▸ PAGE EXTRACT:
=====

FEDERAL COURT OF AUSTRALIA

 

Versace v Monte [2002] FCA 781


PRACTICE AND PROCEDURE – Notice of Motion seeking leave to appeal from orders and declarations and reconsideration of order as to costs – whether orders final or interlocutory – order as to taxation of costs forthwith – whether circumstances warrant an order that cost be taxed forthwith – whether order as to taxation of costs should be reconsidered on basis of oversight by counsel – whether declarations and orders made by the court outside the pleadings – whether issues fully litigated – orders based on findings made by the court – whether circumstances warrant fragmentation of appeal process


Computer Edge Pty Ltd v Apple Computer Inc and Anor (1984) 54 ALR 767 cited

Hi-Fert Pty Ltd v Kiukiang Maritime Carriers Inc (1998) 155 ALR 94 cited

McKellar v Container Terminal Management Services Ltd  [1999] FCA 1639 cited

Sereika v Cardinal Financial Services Ltd [2001] FCA 687 cited

Maloney v Commissioner for Railways (NSW) (1978) 52 ALJR 292 discussed

Briginshaw v Briginshaw (1938) 60 CLR 336 cited


GIANNI VERSACE SpA, SANTO VERSACE and DONATELLA VERSACE v

FRANK MONTE aka FRANCOIS FERDINAND MONTENERI and ARKITUDE HOLDINGS PTY LIMITED (ACN 096 646 016)

=====

▸ EXTRACTED ENTRIES:
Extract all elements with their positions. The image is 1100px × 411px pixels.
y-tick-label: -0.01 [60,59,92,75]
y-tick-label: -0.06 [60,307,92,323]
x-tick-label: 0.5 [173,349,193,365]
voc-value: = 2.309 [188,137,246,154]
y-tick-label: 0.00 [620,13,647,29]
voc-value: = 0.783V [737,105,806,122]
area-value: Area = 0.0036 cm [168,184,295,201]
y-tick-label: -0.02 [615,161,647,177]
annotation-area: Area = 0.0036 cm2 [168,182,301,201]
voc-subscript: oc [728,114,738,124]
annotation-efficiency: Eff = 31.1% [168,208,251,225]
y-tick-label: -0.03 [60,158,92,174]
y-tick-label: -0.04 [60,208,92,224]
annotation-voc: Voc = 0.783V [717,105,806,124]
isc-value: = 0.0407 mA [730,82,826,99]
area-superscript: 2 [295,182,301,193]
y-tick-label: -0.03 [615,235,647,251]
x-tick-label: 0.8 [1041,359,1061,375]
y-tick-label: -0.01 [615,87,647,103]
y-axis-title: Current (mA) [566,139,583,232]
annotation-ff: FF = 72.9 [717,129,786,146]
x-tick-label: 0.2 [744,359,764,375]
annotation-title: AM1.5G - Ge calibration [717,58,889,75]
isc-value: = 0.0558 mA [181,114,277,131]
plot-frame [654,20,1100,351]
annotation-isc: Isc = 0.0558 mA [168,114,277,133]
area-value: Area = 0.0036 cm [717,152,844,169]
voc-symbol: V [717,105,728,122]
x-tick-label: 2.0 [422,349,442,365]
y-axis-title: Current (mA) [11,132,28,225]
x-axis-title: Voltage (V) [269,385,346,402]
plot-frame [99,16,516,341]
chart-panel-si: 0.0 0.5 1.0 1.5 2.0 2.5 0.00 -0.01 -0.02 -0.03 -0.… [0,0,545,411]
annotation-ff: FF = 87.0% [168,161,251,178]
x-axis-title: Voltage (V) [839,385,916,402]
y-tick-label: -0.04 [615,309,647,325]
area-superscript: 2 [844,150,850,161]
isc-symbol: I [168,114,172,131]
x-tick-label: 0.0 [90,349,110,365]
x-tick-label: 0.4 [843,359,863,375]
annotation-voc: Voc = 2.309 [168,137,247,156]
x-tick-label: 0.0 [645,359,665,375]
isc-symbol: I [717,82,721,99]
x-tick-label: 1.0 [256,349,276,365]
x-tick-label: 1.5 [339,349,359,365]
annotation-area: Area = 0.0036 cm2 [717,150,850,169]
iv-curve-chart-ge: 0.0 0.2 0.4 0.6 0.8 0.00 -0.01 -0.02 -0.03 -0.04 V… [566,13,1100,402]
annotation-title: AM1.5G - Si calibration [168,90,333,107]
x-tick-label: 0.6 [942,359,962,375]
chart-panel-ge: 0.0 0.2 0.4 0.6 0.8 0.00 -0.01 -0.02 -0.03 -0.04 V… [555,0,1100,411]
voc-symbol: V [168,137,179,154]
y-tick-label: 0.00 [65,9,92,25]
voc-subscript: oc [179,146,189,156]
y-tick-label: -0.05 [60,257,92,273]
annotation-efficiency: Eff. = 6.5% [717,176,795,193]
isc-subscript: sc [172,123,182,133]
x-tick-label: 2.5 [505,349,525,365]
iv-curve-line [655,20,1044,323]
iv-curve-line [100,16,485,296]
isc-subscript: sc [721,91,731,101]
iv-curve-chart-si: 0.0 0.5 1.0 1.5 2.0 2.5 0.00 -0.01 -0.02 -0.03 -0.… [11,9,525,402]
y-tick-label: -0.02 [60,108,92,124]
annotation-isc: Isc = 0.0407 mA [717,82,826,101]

=====

▸ EXERCISE A: In the Versace v Monte judgment, which cited case is marked as discussed rather than cited?
▸ EXERCISE B: Carry on the Versace v Monte judgment from its final line.
The records play no part in what comes next.

▸ TASK OUTPUT A: Maloney v Commissioner for Railways (NSW) (1978) 52 ALJR 292

▸ TASK OUTPUT B:
N 1184 of 2001

 

 

 

 

 

 

 

TAMBERLIN J

SYDNEY

19 JUNE 2002



IN THE FEDERAL COURT OF AUSTRALIA

 

NEW SOUTH WALES DISTRICT REGISTRY

N 1184 OF 2001

 

BETWEEN:

GIANNI VERSACE SpA

FIRST APPLICANT

 

SANTO VERSACE

SECOND APPLICANT

 

DONATELLA VERSACE

THIRD APPLICANT

 

AND:

FRANK MONTE aka FRANCOIS FERDINAND MONTENERI

FIRST RESPONDENT

 

ARKITUDE HOLDINGS PTY LIMITED

(ACN 096 646 016)

SECOND RESPONDENT

 

JUDGE:

TAMBERLIN J

DATE OF ORDER:

19 JUNE 2002

WHERE MADE:

SYDNEY

 

THE COURT ORDERS THAT:

 

1. The Notice of Motion filed by the respondents on 6 May 2002 is dismissed.
2. The respondents pay the applicants’ costs of the Notice of Motion.


Note:    Settlement and entry of orders is dealt with in Order 36 of the Federal Court Rules.



IN THE FEDERAL COURT OF AUSTRALIA

 

NEW SOUTH WALES DISTRICT REGISTRY

N 1184 OF 2001

 

BETWEEN:

GIANNI VERSACE SpA

FIRST APPLICANT

 

SANTO VERSACE

SECOND APPLICANT

 

DONATELLA VERSACE

THIRD APPLICANT

 

AND:

FRANK MONTE aka FRANCOIS FERDINAND MONTENERI

FIRST RESPONDENT

 

ARKITUDE HOLDINGS PTY LIMITED

(ACN 096 646 016)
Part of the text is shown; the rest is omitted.